►

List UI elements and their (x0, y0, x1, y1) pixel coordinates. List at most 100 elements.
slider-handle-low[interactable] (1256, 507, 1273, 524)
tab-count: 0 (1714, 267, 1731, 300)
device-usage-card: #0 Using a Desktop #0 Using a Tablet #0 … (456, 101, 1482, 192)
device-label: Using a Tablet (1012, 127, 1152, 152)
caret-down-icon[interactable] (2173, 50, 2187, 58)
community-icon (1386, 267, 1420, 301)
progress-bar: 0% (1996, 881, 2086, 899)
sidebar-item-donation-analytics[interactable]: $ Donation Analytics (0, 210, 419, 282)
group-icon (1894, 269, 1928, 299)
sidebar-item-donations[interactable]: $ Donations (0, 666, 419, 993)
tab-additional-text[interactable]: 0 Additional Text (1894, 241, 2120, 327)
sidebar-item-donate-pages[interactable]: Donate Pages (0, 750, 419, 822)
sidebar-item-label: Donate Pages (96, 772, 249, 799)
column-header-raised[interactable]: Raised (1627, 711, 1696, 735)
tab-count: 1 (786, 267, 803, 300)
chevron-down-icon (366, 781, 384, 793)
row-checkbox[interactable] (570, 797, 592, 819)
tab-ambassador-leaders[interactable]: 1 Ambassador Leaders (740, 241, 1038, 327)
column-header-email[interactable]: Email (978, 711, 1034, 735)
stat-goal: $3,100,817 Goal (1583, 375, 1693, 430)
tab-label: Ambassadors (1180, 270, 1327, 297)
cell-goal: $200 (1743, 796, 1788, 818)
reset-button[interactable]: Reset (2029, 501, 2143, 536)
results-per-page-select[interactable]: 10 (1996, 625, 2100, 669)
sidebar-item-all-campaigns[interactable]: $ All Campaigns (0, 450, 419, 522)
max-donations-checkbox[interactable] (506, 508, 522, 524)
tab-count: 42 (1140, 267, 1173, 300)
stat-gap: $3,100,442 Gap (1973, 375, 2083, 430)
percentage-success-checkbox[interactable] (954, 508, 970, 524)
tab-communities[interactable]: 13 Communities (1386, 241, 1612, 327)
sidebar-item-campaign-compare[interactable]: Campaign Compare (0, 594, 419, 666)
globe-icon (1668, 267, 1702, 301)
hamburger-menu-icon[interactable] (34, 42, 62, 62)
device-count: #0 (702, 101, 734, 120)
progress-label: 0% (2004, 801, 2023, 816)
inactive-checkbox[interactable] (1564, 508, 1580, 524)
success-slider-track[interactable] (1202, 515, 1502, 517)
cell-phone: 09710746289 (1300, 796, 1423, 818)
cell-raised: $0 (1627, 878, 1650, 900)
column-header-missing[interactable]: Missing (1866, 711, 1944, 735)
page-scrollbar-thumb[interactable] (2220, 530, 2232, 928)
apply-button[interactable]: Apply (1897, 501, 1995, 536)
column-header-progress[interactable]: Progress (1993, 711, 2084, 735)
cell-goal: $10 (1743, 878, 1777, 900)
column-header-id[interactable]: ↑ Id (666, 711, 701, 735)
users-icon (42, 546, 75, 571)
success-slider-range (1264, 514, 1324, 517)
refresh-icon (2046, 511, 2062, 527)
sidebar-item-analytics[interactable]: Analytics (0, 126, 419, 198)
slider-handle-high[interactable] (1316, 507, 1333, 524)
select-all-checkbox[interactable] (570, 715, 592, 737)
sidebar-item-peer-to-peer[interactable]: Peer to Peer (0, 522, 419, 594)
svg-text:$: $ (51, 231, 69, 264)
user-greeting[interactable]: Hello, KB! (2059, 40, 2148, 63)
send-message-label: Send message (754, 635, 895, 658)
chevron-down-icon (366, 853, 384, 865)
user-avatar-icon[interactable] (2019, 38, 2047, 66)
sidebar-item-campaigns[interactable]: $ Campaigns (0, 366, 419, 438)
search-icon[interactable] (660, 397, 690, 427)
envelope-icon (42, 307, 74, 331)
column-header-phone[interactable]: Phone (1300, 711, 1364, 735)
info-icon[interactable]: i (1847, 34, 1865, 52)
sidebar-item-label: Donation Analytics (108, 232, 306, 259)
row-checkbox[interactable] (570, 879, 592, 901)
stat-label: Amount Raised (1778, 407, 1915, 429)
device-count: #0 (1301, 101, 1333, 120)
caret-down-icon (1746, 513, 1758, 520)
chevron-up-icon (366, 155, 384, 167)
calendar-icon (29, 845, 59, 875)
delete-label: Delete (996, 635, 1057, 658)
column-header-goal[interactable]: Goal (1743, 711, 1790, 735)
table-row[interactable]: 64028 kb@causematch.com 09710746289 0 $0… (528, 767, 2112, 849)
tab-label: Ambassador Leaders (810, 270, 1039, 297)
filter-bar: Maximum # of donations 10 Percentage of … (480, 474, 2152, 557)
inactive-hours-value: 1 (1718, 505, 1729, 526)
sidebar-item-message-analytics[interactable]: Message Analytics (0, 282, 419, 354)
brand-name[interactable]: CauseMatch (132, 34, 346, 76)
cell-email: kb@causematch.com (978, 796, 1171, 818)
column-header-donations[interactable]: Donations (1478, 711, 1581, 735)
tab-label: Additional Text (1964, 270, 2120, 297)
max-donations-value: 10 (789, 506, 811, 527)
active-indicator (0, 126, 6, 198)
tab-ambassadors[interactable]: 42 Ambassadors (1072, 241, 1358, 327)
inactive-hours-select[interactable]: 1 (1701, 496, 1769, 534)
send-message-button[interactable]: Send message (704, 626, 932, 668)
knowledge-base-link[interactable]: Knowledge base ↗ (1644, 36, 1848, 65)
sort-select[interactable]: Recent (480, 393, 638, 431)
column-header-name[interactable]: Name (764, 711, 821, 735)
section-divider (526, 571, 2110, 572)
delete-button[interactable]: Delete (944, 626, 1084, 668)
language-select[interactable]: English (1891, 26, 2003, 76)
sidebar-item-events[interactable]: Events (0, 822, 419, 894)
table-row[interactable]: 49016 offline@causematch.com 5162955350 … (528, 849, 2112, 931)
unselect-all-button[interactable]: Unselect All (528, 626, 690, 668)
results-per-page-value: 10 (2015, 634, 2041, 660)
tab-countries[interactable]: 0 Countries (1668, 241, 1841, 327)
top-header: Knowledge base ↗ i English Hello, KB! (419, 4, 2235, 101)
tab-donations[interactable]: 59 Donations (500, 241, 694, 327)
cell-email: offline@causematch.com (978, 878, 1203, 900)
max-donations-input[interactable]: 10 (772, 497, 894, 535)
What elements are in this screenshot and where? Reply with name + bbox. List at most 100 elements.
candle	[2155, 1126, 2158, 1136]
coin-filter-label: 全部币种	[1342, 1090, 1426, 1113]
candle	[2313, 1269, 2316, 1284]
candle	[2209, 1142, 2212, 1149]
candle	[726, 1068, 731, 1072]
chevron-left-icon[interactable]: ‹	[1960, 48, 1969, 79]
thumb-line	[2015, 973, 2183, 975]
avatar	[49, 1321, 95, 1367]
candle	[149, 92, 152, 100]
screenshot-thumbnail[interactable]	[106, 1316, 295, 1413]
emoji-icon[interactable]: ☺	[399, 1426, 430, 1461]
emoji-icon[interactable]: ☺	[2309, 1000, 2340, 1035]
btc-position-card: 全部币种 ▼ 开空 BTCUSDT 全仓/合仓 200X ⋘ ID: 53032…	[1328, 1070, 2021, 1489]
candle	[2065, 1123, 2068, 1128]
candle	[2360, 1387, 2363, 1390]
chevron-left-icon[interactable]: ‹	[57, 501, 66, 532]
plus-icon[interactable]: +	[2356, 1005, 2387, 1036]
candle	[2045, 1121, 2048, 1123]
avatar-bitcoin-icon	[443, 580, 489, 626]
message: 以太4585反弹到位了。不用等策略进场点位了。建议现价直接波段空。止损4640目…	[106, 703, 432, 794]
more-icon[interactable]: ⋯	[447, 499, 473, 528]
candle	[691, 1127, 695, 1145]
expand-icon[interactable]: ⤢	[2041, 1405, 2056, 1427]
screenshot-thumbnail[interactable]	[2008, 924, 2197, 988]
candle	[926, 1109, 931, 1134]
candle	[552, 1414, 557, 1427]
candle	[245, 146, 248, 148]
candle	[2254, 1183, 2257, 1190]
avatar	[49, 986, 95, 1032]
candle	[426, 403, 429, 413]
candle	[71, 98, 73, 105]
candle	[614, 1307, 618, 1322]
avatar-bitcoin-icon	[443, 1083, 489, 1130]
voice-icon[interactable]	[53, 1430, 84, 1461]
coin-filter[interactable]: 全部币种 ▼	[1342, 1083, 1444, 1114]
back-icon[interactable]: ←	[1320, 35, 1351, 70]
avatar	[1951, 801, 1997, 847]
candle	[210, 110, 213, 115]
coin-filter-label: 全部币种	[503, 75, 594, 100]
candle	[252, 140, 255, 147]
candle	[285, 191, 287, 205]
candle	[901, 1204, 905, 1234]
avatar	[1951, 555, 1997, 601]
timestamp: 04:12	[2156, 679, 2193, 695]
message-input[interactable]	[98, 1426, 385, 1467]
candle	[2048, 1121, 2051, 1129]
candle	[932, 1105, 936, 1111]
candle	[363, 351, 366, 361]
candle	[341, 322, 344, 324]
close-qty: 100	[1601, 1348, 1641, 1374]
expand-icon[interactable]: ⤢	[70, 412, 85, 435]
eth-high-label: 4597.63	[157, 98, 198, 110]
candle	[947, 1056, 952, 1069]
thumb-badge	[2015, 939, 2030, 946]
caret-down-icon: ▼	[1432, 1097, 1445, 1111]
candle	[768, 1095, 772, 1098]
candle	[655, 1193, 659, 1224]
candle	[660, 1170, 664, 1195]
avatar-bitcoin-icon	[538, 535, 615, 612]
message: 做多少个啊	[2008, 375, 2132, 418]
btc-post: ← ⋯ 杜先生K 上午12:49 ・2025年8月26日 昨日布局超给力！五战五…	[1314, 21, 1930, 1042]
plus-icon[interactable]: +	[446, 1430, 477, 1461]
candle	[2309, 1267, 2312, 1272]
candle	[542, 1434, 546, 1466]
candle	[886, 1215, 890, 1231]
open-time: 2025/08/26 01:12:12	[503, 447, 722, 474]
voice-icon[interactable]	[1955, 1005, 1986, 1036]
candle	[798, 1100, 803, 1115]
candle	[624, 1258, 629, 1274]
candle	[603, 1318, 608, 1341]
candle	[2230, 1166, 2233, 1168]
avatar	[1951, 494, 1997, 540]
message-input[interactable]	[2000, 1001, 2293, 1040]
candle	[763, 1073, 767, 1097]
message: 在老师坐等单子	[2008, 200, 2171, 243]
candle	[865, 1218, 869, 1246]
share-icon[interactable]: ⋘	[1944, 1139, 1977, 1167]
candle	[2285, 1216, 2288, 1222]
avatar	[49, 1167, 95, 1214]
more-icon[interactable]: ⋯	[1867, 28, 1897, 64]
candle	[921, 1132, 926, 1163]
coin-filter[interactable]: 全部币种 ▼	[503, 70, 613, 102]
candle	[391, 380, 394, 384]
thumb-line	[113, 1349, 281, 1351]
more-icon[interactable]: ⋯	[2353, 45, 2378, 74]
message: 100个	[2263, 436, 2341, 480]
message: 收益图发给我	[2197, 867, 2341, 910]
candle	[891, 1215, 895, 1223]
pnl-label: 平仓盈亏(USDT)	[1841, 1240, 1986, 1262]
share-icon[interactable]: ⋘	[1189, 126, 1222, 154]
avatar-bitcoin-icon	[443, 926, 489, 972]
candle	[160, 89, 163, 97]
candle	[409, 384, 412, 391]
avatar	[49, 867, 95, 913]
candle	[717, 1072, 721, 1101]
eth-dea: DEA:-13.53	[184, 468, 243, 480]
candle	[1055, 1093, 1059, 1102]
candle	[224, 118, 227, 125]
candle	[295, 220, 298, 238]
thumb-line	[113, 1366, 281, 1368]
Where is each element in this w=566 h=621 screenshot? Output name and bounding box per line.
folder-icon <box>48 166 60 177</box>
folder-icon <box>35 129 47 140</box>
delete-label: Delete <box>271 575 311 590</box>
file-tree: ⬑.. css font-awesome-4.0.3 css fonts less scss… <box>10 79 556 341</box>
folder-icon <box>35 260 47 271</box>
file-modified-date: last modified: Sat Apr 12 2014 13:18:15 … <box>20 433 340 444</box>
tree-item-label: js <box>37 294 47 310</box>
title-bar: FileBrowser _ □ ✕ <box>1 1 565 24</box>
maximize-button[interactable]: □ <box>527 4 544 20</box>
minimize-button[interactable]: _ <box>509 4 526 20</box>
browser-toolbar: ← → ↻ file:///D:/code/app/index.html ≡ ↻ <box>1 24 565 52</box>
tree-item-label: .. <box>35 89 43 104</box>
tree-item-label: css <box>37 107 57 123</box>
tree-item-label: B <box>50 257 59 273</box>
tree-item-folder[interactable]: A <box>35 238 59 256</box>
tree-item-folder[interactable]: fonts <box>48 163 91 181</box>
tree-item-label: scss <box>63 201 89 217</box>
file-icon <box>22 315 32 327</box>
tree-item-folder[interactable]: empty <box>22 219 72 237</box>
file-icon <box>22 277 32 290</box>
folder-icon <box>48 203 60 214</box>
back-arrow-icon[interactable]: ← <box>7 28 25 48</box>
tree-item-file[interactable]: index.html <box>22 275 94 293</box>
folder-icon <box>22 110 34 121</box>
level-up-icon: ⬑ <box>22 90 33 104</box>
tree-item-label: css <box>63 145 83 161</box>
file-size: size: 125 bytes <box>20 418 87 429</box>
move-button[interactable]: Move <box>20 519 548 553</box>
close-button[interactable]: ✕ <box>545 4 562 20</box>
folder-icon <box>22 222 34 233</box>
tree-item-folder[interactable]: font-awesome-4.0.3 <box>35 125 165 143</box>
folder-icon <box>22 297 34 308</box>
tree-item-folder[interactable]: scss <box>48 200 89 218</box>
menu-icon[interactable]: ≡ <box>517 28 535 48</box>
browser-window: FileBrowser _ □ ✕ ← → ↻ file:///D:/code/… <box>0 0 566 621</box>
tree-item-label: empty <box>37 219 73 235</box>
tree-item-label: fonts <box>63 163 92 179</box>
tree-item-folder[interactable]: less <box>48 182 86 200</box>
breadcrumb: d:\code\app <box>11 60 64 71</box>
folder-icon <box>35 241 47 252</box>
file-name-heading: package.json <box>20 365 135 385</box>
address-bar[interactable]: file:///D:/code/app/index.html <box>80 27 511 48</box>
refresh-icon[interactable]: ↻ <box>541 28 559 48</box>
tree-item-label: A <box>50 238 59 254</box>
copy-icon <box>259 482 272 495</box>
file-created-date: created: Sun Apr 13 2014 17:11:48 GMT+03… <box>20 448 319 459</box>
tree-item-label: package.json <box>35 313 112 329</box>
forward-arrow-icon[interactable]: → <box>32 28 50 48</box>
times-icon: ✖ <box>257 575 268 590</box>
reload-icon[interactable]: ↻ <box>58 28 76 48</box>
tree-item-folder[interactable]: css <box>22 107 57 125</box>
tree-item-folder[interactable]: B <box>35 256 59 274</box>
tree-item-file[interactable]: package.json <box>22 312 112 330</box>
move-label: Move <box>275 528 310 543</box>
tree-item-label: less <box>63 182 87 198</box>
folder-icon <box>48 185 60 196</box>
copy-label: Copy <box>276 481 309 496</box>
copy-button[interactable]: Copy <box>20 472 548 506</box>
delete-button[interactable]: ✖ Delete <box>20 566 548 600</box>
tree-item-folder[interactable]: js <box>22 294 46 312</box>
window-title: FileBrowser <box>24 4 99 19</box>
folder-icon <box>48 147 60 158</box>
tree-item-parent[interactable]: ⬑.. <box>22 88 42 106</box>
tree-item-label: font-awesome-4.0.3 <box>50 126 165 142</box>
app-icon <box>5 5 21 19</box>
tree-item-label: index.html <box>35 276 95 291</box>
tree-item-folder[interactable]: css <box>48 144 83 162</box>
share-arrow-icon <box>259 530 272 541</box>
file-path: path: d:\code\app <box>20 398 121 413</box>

◄

TASK OBJECTIVE: Return every line from the entries above that contains the string "delete", in any capitalization, copying each line in full.

WRITTEN ANSWER:
delete-label: Delete (996, 635, 1057, 658)
delete-button[interactable]: Delete (944, 626, 1084, 668)
delete-label: Delete <box>271 575 311 590</box>
delete-button[interactable]: ✖ Delete <box>20 566 548 600</box>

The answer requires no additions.